AIM OF THE TASK: Pull every line of the entries that has the word "this".

++++

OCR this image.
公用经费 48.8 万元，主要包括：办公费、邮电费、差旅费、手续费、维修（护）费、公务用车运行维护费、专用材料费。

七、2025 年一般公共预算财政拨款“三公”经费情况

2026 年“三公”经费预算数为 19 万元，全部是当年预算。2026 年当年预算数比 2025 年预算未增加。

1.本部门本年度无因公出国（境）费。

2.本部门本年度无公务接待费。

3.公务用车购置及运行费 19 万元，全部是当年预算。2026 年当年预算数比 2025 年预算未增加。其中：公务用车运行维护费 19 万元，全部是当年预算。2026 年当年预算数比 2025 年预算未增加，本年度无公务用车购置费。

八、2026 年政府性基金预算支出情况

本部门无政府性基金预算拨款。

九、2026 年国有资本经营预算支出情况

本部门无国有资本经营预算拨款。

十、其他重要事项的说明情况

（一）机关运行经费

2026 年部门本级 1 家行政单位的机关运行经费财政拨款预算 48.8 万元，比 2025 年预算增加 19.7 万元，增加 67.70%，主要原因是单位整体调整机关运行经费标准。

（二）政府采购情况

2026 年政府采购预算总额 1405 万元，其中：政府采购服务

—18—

++++

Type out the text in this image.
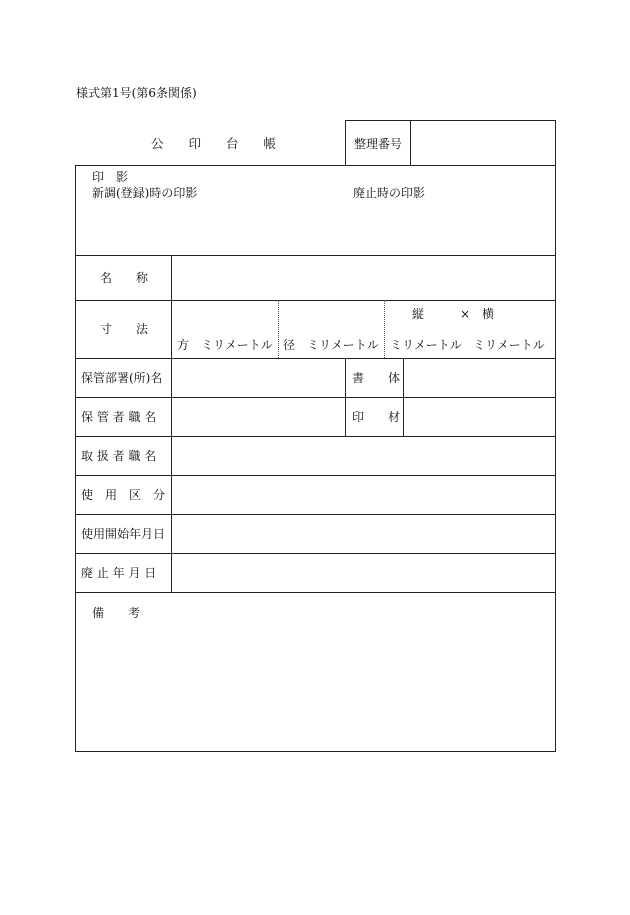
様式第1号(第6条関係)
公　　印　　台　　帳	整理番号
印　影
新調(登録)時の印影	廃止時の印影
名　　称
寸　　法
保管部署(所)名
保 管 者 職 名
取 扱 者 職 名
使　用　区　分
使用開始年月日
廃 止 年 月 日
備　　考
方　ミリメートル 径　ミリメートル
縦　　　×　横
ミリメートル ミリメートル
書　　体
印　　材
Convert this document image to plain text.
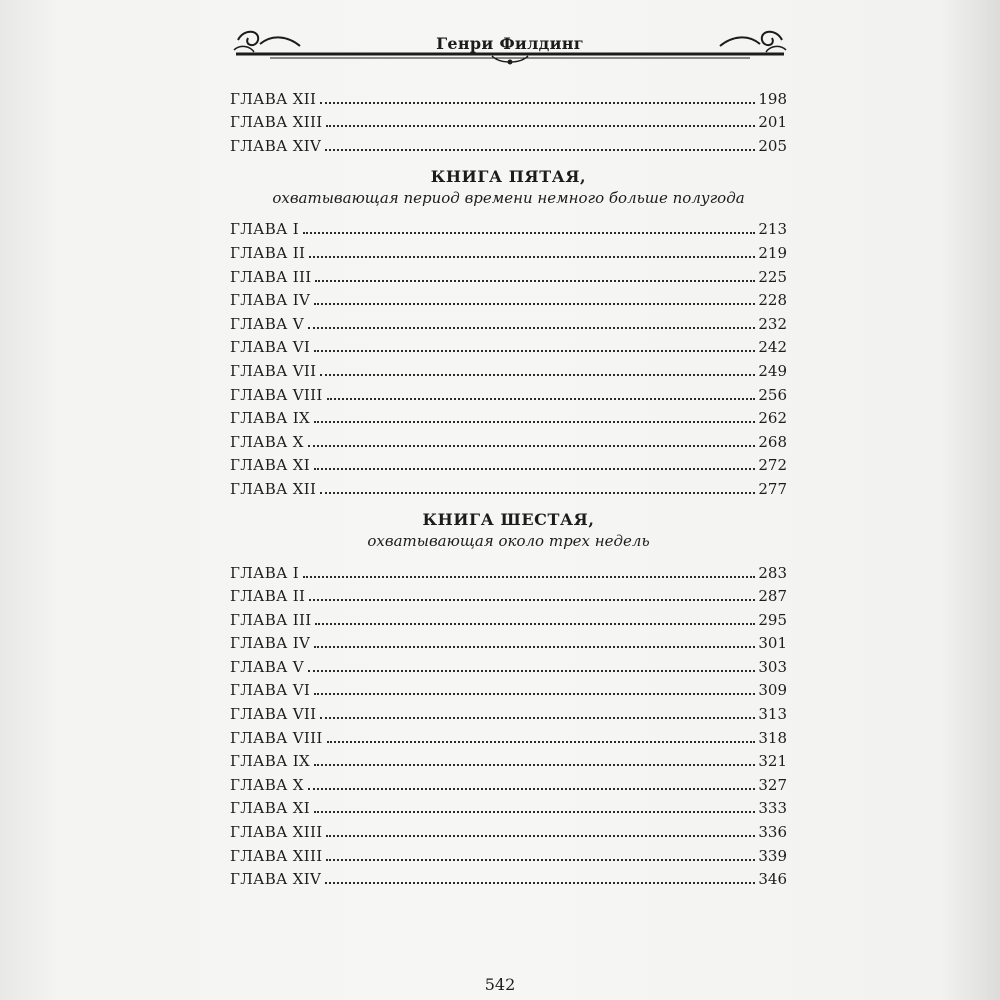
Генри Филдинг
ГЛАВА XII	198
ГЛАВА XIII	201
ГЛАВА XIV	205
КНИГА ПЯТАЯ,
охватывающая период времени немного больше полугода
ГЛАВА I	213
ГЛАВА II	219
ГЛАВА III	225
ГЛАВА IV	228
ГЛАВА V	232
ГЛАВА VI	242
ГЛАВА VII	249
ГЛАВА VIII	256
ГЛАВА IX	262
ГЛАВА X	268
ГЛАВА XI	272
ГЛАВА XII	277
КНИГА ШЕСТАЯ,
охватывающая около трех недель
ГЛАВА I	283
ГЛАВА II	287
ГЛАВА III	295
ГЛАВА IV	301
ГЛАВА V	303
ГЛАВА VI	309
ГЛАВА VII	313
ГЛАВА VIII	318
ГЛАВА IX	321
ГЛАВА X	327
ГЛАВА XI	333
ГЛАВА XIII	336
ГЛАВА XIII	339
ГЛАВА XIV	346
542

++++

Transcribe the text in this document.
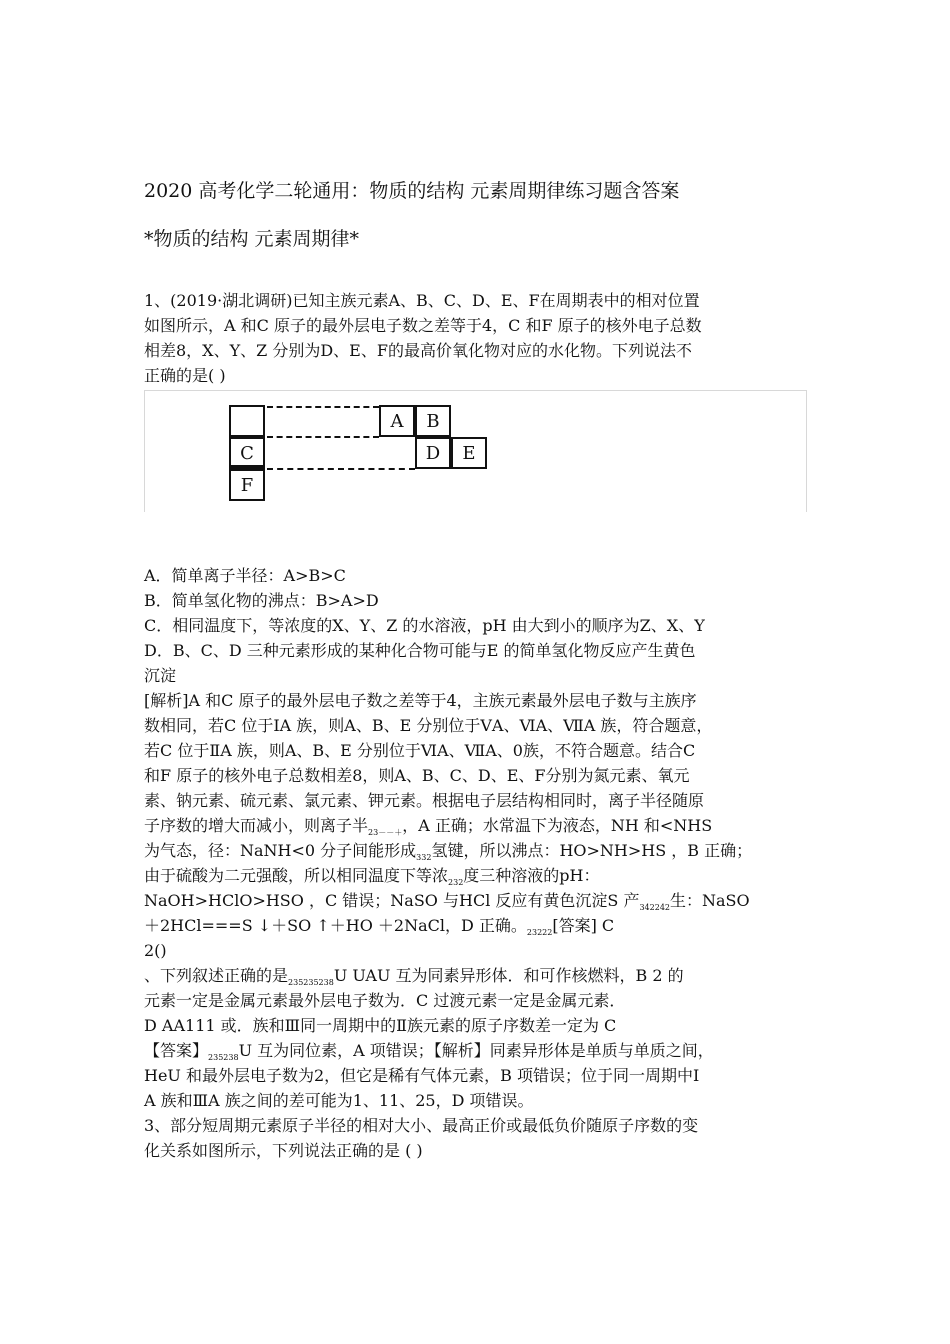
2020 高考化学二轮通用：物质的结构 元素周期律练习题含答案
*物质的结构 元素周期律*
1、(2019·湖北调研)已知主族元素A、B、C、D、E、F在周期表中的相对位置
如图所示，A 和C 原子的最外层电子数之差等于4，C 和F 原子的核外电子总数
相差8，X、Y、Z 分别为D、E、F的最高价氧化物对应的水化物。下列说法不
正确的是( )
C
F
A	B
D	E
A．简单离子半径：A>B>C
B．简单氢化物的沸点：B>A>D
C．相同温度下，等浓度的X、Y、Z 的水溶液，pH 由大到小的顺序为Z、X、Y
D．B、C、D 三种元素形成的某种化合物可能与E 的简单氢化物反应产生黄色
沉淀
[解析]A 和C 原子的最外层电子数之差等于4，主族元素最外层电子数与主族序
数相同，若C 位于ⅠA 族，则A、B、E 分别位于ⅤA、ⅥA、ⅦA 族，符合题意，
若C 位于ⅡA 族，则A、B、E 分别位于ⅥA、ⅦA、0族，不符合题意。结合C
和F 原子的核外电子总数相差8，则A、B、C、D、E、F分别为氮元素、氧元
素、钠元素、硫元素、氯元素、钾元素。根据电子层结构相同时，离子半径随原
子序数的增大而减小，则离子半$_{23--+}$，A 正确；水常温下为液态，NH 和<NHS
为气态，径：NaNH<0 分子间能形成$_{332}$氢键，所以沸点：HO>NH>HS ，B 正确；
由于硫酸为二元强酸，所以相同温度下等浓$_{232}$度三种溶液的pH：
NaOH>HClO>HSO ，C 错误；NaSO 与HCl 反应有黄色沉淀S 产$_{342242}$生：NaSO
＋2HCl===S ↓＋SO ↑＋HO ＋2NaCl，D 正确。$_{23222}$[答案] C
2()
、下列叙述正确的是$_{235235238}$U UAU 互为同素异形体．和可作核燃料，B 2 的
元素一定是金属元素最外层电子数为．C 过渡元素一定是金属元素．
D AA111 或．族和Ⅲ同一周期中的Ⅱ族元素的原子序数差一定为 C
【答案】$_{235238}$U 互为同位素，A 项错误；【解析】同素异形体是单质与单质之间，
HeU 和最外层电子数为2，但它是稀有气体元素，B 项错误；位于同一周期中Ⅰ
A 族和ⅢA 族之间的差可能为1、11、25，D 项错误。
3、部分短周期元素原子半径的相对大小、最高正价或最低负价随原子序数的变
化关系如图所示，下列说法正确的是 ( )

++++

SOLUTION TO THE EXERCISE:
OCR this image.
Type out the text in this image.
Convert this document image to plain text.
Transcribe the text in this document.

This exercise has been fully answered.